#### Goal:
Write the lines of the rows below as a JSON list of strings, one string per line and no blank lines, going from the line with "Output each element" to the line with "115, 465, 125]", with both of those lines included. Leave the pictures out of the list.

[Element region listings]
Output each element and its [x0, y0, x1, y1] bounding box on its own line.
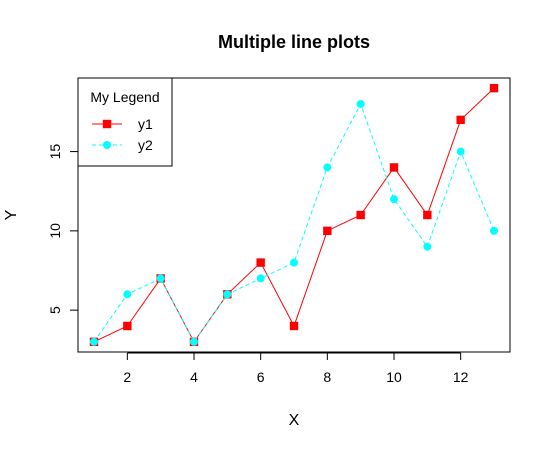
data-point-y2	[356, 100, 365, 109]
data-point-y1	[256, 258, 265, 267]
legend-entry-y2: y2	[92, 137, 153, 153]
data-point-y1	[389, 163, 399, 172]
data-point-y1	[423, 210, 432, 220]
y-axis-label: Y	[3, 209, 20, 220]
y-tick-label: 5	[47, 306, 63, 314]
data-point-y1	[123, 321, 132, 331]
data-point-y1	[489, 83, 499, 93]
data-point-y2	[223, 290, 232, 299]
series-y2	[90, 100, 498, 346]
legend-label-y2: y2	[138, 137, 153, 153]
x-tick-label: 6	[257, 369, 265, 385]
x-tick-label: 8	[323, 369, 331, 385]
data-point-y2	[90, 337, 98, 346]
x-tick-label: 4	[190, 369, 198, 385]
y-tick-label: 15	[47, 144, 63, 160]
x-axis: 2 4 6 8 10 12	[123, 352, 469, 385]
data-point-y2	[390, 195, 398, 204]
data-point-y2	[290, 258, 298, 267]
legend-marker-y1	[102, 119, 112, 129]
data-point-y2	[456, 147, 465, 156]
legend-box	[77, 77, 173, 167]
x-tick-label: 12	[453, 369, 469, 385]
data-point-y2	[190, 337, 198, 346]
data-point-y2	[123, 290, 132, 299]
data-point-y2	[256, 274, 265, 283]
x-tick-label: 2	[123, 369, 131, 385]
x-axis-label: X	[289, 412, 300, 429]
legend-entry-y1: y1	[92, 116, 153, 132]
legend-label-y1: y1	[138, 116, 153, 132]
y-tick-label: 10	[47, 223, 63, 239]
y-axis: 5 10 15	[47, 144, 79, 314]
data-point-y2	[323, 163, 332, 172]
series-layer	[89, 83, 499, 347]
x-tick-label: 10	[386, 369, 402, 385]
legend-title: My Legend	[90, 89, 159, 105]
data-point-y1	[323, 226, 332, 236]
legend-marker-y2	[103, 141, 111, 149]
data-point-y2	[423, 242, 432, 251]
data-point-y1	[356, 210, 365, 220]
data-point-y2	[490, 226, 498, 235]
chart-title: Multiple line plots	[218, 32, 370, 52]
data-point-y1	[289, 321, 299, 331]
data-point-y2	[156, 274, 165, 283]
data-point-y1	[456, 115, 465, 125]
* * *
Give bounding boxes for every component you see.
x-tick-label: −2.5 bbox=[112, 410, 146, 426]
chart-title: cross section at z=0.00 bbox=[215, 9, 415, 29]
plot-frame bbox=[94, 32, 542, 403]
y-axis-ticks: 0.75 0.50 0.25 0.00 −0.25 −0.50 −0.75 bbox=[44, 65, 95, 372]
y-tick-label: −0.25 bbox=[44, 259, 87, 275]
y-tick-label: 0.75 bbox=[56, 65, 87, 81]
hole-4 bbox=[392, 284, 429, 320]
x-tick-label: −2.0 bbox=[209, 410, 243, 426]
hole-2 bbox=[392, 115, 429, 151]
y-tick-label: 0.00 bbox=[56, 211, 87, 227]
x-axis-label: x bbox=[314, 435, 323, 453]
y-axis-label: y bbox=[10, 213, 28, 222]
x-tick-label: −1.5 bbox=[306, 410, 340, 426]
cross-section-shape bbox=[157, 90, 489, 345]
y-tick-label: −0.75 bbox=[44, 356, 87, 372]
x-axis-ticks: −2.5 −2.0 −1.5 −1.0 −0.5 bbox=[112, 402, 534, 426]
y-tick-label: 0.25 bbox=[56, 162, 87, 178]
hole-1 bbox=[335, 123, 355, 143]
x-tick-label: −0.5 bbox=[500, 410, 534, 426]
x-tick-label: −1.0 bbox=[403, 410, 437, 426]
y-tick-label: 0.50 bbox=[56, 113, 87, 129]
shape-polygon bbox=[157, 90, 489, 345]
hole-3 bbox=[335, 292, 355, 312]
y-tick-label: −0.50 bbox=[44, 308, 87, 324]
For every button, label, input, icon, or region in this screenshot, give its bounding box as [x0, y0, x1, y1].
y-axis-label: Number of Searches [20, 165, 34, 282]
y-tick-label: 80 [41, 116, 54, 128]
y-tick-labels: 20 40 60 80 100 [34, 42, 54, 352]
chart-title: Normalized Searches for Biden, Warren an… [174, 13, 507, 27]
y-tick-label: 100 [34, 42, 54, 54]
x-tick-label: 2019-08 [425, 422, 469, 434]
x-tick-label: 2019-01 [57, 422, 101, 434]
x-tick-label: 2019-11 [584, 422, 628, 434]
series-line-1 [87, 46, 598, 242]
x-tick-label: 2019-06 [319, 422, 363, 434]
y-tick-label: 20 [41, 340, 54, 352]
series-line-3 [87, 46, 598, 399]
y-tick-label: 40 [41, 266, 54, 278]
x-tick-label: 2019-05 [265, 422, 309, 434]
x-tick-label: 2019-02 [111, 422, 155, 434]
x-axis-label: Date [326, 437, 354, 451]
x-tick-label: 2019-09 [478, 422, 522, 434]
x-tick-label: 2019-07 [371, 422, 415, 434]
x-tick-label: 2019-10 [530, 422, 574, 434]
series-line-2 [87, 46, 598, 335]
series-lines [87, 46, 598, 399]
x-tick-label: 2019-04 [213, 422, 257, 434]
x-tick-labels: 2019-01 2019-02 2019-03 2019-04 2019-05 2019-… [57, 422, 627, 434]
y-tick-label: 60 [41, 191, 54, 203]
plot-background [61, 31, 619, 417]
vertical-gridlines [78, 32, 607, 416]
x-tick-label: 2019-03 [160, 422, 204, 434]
--
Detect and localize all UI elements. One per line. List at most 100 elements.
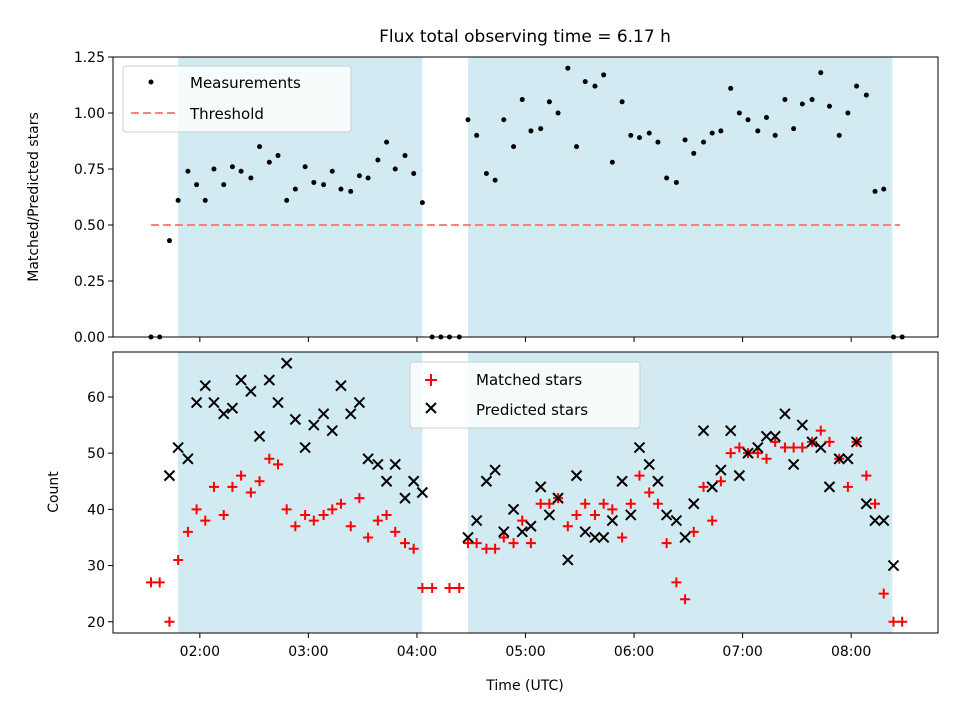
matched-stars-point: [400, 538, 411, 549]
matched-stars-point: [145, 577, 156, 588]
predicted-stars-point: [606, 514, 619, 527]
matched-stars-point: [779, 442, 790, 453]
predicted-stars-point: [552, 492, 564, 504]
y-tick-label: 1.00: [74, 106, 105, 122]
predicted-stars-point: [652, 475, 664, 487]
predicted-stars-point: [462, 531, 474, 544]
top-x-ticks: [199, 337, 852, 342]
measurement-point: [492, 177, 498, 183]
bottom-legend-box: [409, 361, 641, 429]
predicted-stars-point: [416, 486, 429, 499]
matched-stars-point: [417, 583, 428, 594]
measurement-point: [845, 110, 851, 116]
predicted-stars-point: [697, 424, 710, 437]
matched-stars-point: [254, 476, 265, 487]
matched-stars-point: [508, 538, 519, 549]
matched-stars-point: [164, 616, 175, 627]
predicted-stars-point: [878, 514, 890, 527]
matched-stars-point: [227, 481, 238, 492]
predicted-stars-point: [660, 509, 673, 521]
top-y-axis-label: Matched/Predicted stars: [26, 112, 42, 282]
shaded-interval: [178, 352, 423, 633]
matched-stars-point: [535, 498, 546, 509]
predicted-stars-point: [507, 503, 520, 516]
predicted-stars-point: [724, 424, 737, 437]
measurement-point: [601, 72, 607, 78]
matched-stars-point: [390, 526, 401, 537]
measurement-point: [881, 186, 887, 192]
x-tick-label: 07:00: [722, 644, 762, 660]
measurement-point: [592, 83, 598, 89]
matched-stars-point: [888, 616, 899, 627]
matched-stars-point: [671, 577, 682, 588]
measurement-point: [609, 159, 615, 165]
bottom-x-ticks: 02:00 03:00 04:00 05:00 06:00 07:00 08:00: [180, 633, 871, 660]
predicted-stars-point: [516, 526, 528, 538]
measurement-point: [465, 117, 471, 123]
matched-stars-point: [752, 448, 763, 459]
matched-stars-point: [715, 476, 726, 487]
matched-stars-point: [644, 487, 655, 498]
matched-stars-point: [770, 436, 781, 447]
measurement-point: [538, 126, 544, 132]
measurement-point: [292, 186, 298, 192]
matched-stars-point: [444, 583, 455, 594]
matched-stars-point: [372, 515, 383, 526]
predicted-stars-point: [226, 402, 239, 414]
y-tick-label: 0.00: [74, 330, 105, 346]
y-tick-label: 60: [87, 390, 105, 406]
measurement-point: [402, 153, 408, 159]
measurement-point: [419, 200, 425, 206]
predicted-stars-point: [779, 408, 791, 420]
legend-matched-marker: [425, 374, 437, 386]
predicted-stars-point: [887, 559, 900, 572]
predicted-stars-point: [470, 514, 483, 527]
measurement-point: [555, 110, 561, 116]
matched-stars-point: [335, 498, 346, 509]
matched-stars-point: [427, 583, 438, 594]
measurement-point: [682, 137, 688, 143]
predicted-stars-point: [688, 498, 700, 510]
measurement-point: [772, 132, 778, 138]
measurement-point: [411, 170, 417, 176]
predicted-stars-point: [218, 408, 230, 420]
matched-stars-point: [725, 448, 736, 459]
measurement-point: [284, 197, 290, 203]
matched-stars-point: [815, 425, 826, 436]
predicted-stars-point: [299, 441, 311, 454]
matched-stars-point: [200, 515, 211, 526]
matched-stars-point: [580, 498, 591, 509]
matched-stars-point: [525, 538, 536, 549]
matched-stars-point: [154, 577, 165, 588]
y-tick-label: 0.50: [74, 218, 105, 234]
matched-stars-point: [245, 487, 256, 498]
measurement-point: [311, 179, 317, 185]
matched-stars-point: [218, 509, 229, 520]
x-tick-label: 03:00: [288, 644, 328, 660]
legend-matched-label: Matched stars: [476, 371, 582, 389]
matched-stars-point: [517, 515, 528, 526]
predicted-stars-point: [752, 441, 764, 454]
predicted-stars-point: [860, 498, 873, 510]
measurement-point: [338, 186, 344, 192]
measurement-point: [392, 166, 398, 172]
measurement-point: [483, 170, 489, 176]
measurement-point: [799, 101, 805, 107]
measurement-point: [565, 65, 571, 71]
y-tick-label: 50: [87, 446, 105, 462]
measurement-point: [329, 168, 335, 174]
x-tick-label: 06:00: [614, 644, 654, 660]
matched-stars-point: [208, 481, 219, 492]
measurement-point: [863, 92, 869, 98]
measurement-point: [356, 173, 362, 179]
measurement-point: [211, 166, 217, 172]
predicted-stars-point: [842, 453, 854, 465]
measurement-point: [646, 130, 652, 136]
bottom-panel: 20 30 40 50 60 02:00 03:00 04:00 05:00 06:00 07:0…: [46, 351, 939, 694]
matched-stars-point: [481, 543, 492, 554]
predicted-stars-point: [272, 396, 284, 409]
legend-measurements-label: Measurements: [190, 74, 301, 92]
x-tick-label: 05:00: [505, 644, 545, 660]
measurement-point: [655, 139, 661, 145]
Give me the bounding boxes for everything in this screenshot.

#### Correct answer:
[
  "Output each element and its [x0, y0, x1, y1] bounding box on its own line.",
  "data-point-y2\t[356, 100, 365, 109]",
  "data-point-y1\t[256, 258, 265, 267]",
  "legend-entry-y2: y2\t[92, 137, 153, 153]",
  "data-point-y1\t[389, 163, 399, 172]",
  "data-point-y1\t[423, 210, 432, 220]",
  "y-axis-label: Y\t[3, 209, 20, 220]",
  "y-tick-label: 5\t[47, 306, 63, 314]",
  "data-point-y1\t[123, 321, 132, 331]",
  "data-point-y1\t[489, 83, 499, 93]",
  "data-point-y2\t[223, 290, 232, 299]",
  "series-y2\t[90, 100, 498, 346]",
  "legend-label-y2: y2\t[138, 137, 153, 153]",
  "x-tick-label: 6\t[257, 369, 265, 385]",
  "x-tick-label: 8\t[323, 369, 331, 385]",
  "data-point-y2\t[90, 337, 98, 346]",
  "x-tick-label: 4\t[190, 369, 198, 385]",
  "y-tick-label: 15\t[47, 144, 63, 160]",
  "x-axis: 2 4 6 8 10 12\t[123, 352, 469, 385]",
  "data-point-y2\t[390, 195, 398, 204]",
  "data-point-y2\t[290, 258, 298, 267]",
  "legend-marker-y1\t[102, 119, 112, 129]",
  "data-point-y2\t[456, 147, 465, 156]",
  "legend-box\t[77, 77, 173, 167]",
  "x-tick-label: 12\t[453, 369, 469, 385]",
  "data-point-y2\t[190, 337, 198, 346]",
  "data-point-y2\t[123, 290, 132, 299]",
  "data-point-y2\t[256, 274, 265, 283]",
  "x-tick-label: 2\t[123, 369, 131, 385]",
  "x-axis-label: X\t[289, 412, 300, 429]",
  "legend-entry-y1: y1\t[92, 116, 153, 132]",
  "legend-label-y1: y1\t[138, 116, 153, 132]",
  "y-tick-label: 10\t[47, 223, 63, 239]",
  "y-axis: 5 10 15\t[47, 144, 79, 314]",
  "data-point-y2\t[323, 163, 332, 172]",
  "series-layer\t[89, 83, 499, 347]",
  "x-tick-label: 10\t[386, 369, 402, 385]",
  "legend-title: My Legend\t[90, 89, 159, 105]",
  "data-point-y1\t[323, 226, 332, 236]",
  "legend-marker-y2\t[103, 141, 111, 149]",
  "data-point-y2\t[423, 242, 432, 251]",
  "data-point-y1\t[356, 210, 365, 220]",
  "data-point-y2\t[490, 226, 498, 235]",
  "chart-title: Multiple line plots\t[218, 32, 370, 52]",
  "data-point-y1\t[289, 321, 299, 331]",
  "data-point-y2\t[156, 274, 165, 283]",
  "data-point-y1\t[456, 115, 465, 125]"
]